PROBLEM DETAILS:
Below are three blocks of records. Copy the lines starting at the one that contains "header-right-category: Soft QCD" and ending with the one that contains "ratio-point-p6def-17 bbox=[527, 783, 536, 792]", keeping both of those lines.

SUPPLIED DATA:

*-*-*

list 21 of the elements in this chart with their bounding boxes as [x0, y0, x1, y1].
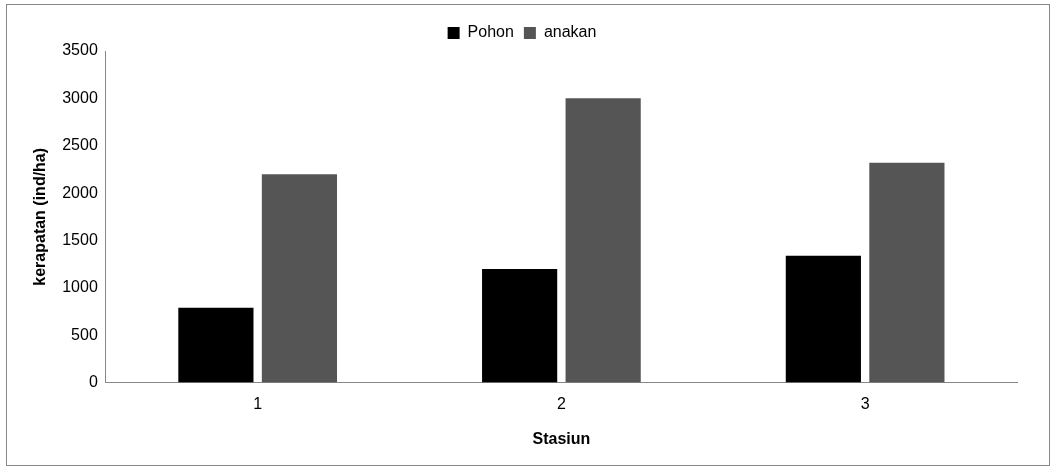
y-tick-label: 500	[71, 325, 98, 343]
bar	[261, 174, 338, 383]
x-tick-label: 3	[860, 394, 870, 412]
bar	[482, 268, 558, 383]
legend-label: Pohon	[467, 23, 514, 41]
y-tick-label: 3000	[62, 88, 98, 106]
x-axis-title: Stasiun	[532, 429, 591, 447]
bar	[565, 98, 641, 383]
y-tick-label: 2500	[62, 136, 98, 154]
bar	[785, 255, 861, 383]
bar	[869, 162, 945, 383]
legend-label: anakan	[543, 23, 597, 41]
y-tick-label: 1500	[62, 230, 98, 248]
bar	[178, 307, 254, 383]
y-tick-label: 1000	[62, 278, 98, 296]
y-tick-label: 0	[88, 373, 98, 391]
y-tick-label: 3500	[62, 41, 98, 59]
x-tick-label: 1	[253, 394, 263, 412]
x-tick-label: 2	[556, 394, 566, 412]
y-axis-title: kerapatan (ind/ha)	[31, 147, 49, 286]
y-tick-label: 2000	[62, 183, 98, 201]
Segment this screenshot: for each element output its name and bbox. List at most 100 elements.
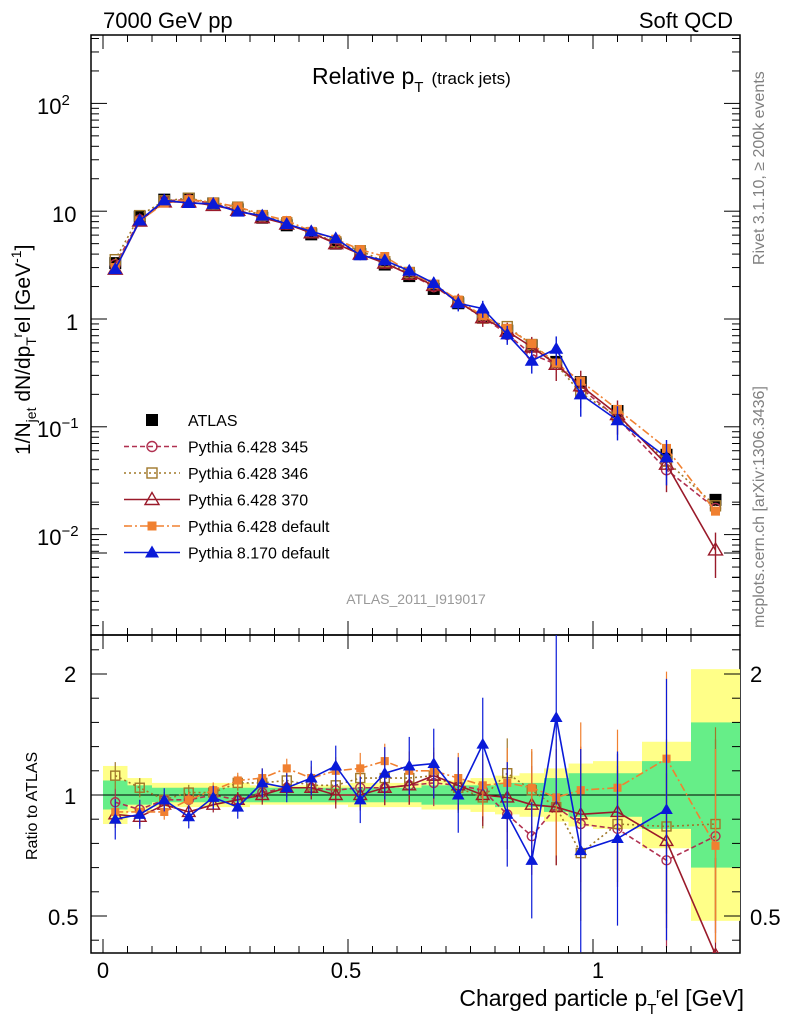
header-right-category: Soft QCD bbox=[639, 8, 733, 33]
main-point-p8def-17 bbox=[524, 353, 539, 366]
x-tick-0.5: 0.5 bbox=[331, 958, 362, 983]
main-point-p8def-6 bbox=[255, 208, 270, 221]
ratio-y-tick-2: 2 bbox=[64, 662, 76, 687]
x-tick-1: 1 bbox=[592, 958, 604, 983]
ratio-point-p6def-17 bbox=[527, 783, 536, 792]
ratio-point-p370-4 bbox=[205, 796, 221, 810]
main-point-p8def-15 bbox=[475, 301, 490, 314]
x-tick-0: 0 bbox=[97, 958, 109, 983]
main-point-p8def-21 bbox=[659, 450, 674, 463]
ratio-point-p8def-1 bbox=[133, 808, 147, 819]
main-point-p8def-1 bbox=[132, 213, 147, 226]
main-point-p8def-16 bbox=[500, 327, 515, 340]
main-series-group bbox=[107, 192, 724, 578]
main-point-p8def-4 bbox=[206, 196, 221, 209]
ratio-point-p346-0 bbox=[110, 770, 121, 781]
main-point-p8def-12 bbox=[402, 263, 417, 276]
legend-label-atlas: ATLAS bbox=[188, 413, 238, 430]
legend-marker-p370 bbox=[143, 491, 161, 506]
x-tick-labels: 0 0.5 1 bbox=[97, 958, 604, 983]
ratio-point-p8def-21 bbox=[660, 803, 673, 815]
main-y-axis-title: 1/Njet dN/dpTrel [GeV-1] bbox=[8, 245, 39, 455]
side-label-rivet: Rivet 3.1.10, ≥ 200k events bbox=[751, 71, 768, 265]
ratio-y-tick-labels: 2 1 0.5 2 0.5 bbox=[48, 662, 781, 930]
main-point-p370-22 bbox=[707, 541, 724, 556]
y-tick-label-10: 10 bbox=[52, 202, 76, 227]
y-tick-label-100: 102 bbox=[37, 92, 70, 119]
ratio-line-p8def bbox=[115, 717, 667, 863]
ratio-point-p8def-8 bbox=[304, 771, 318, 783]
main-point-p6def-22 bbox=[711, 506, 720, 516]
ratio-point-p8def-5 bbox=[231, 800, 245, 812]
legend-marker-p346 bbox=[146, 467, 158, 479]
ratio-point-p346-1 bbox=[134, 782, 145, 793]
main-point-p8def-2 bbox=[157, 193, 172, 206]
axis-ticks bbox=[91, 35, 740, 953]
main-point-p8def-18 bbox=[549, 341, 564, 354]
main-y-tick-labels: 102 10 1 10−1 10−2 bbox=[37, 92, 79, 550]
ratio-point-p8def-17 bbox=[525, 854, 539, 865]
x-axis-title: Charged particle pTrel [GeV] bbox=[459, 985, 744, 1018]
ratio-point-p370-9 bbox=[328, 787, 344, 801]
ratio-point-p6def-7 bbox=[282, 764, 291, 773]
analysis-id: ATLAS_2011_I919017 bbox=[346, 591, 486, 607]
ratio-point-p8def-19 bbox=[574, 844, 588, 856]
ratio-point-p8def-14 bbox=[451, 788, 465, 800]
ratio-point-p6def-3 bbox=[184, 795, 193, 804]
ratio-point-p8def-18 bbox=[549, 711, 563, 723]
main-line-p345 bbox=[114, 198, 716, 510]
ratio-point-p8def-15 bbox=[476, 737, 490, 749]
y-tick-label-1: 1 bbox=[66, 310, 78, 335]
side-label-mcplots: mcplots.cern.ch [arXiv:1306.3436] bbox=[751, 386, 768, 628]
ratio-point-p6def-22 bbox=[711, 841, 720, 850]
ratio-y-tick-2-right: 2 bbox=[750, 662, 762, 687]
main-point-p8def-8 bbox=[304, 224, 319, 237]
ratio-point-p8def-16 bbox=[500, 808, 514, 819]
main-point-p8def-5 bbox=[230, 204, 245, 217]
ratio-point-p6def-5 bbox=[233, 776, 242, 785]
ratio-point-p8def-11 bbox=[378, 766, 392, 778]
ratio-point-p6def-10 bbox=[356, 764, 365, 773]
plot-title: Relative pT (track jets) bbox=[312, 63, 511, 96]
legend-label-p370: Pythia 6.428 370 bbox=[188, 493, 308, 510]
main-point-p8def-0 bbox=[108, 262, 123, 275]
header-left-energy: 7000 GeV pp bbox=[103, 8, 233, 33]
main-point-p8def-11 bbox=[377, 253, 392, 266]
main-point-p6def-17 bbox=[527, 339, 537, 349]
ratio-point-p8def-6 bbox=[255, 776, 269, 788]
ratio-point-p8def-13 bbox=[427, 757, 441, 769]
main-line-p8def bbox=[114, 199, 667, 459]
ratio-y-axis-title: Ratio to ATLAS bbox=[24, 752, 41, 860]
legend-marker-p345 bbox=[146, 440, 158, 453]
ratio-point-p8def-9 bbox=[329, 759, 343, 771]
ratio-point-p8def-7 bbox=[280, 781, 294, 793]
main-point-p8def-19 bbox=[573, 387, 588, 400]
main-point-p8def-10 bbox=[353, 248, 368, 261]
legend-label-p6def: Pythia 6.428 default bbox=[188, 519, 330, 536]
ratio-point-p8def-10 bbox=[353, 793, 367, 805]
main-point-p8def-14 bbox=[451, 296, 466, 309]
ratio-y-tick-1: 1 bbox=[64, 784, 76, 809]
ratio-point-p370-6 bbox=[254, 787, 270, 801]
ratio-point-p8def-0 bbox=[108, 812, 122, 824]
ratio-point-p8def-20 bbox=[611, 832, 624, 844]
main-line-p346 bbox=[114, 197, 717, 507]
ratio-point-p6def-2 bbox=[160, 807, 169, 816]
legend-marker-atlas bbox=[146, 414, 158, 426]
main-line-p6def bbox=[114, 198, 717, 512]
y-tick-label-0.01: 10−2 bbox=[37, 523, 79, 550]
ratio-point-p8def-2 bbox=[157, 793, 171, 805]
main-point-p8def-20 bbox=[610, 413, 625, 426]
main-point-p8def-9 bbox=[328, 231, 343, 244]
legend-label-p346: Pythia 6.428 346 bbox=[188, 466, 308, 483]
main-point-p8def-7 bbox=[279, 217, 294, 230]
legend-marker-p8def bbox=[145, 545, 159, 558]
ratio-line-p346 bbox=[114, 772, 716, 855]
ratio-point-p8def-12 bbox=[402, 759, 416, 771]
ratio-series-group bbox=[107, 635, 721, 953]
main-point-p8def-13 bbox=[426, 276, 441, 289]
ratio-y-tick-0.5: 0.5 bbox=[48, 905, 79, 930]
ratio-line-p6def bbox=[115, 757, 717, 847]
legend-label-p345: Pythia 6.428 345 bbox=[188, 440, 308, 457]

*-*-*

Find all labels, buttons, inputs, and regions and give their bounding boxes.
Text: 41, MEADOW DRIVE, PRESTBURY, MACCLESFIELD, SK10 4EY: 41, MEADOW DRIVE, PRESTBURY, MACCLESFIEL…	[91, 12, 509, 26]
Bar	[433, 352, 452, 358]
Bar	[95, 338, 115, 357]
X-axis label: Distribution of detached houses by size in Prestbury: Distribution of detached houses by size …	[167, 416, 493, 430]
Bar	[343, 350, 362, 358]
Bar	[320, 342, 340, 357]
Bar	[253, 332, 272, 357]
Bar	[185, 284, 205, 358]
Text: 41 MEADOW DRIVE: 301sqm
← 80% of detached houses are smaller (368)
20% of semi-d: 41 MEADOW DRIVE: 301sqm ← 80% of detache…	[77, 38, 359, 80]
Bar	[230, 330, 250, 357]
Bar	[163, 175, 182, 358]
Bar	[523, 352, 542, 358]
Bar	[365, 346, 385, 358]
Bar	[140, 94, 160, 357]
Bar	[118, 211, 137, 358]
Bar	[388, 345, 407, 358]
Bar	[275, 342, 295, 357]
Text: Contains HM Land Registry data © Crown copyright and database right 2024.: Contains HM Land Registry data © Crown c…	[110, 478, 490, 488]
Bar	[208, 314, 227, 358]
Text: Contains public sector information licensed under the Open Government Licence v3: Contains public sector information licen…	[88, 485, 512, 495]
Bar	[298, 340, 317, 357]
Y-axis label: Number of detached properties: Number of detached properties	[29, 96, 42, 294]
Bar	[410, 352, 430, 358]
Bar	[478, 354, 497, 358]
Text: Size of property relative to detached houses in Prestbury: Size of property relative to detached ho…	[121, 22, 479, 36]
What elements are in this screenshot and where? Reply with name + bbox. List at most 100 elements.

*-*-*

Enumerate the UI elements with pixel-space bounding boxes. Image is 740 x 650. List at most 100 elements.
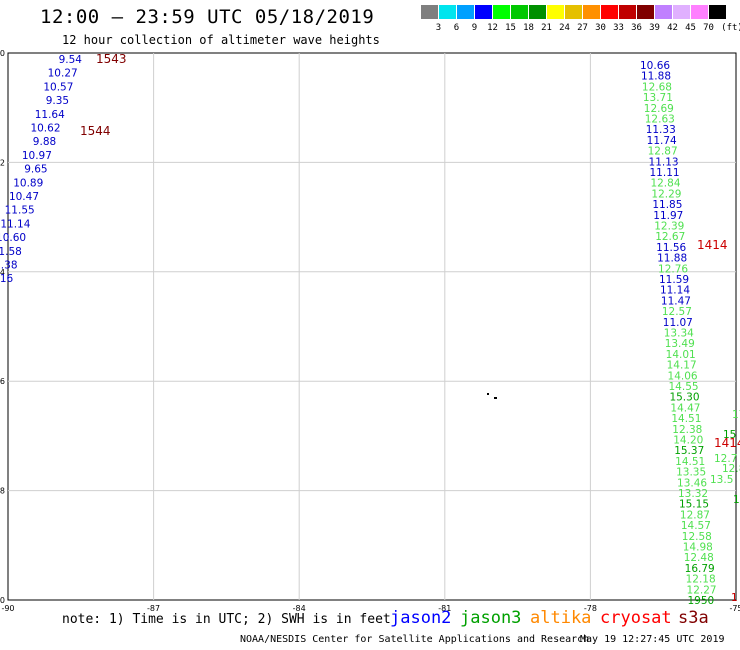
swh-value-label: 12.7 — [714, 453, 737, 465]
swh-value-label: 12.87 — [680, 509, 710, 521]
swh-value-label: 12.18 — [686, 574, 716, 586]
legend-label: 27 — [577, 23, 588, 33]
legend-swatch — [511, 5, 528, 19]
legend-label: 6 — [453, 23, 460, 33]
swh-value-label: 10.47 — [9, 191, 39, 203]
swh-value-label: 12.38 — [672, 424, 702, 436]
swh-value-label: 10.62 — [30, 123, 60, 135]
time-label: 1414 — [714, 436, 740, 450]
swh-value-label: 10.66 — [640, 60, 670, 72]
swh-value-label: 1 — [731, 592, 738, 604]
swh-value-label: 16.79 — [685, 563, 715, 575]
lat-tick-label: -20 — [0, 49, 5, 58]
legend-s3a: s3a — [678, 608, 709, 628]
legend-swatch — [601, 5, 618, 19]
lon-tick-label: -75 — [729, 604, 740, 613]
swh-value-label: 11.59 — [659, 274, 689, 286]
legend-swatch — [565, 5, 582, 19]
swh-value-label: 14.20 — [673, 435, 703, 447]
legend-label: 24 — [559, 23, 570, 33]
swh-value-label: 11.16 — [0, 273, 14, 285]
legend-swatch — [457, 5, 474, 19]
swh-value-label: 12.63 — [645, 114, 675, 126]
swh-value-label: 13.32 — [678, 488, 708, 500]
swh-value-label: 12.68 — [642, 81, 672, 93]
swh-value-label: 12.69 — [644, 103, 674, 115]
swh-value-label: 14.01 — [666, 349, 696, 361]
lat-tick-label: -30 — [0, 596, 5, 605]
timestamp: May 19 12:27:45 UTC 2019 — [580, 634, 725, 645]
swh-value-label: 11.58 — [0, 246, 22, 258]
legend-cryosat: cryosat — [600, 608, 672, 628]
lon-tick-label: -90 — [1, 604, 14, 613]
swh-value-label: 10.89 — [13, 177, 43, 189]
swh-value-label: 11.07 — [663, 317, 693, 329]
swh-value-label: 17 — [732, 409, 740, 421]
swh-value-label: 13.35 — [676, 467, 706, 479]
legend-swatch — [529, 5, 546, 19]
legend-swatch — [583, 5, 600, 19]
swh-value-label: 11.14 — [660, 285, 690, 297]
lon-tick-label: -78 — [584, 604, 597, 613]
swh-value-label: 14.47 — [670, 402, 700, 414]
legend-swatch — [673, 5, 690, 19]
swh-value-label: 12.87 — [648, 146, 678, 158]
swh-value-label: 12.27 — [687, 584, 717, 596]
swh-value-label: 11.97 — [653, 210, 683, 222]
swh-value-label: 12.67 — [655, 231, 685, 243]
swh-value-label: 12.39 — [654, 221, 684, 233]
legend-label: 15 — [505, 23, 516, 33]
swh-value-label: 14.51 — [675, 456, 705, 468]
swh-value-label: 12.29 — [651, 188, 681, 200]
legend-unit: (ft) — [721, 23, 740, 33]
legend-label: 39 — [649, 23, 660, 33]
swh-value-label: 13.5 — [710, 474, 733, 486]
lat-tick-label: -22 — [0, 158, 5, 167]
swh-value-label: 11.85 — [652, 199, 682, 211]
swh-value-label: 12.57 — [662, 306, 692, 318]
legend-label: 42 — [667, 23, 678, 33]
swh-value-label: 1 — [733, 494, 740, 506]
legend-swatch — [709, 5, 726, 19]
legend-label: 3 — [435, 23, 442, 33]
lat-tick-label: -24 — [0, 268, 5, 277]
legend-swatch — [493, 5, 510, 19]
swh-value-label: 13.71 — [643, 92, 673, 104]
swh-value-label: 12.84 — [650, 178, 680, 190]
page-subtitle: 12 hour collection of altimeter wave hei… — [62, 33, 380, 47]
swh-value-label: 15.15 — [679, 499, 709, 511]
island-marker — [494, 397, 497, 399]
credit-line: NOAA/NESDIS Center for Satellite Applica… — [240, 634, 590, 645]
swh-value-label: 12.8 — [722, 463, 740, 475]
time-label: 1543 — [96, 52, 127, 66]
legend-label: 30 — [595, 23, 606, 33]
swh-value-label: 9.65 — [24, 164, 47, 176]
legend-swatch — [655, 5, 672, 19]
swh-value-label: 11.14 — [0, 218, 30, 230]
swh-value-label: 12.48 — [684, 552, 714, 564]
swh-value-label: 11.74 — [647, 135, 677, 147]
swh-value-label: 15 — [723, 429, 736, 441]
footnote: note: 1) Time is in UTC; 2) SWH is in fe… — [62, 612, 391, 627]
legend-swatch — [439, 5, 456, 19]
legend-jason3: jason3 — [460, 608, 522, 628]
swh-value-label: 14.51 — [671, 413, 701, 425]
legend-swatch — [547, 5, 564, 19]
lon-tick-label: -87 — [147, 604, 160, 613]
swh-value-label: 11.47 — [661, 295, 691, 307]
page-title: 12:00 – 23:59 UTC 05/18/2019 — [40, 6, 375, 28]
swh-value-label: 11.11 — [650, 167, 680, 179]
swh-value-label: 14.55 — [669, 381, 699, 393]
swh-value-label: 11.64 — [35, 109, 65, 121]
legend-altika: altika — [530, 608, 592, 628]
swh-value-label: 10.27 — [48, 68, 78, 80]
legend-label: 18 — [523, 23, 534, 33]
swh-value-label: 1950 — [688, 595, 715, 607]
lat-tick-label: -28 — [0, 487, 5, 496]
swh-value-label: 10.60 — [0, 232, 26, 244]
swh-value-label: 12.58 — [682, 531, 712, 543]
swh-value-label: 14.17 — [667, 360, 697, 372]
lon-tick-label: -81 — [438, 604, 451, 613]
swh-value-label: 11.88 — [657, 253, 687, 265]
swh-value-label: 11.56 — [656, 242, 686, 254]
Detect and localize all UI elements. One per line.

*-*-*

COMPLETED TASK:
header-right-category: Soft QCD bbox=[639, 8, 733, 33]
main-point-p8def-17 bbox=[524, 353, 539, 366]
x-tick-0.5: 0.5 bbox=[331, 958, 362, 983]
main-point-p8def-6 bbox=[255, 208, 270, 221]
ratio-y-tick-2: 2 bbox=[64, 662, 76, 687]
x-tick-1: 1 bbox=[592, 958, 604, 983]
ratio-point-p6def-17 bbox=[527, 783, 536, 792]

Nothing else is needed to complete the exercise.